● OBJECTIVE:
In the data below, find each line containing the string "sind" and return it.

A run of records:
[start]

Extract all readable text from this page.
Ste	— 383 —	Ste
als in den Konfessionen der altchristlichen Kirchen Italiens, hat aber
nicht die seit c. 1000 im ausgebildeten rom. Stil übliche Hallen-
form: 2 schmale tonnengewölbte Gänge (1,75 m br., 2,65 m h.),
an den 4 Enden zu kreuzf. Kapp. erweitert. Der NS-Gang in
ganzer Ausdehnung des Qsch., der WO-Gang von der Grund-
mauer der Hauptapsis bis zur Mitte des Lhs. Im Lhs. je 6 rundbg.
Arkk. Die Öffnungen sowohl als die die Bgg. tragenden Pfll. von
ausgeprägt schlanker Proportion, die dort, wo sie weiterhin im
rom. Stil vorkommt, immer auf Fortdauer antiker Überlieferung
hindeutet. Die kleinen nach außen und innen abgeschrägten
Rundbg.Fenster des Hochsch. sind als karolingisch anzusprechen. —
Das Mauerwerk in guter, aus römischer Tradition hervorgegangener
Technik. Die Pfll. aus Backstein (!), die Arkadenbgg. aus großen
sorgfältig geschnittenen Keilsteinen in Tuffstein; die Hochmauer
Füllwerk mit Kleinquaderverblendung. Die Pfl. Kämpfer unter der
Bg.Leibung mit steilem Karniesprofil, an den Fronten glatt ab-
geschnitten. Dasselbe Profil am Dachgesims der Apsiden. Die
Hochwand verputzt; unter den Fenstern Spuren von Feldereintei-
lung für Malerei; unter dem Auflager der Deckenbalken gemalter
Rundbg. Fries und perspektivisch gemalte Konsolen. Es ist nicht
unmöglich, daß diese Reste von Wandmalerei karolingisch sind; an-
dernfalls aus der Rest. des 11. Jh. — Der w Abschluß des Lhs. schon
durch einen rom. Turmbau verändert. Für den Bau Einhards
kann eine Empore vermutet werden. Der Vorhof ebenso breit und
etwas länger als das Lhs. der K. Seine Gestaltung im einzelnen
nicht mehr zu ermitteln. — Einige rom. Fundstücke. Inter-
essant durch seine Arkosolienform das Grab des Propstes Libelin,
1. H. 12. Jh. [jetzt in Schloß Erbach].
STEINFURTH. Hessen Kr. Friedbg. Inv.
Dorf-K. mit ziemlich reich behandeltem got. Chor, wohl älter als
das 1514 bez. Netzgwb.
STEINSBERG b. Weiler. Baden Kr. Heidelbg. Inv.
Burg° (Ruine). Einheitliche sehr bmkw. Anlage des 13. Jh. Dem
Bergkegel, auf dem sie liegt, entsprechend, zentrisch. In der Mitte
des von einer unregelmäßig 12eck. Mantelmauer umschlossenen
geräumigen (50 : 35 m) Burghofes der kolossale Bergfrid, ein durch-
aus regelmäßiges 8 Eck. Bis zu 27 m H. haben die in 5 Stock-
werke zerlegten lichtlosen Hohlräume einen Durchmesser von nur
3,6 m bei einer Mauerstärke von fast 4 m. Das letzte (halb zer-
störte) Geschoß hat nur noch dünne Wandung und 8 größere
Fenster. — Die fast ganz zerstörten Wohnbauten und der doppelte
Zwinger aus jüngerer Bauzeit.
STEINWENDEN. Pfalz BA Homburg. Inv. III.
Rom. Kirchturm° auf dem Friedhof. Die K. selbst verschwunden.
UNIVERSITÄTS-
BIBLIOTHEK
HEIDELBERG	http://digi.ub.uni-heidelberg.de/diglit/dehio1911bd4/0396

[end]

● COMPLETE RESPONSE:
Rundbg.Fenster des Hochsch. sind als karolingisch anzusprechen. —
unmöglich, daß diese Reste von Wandmalerei karolingisch sind; an-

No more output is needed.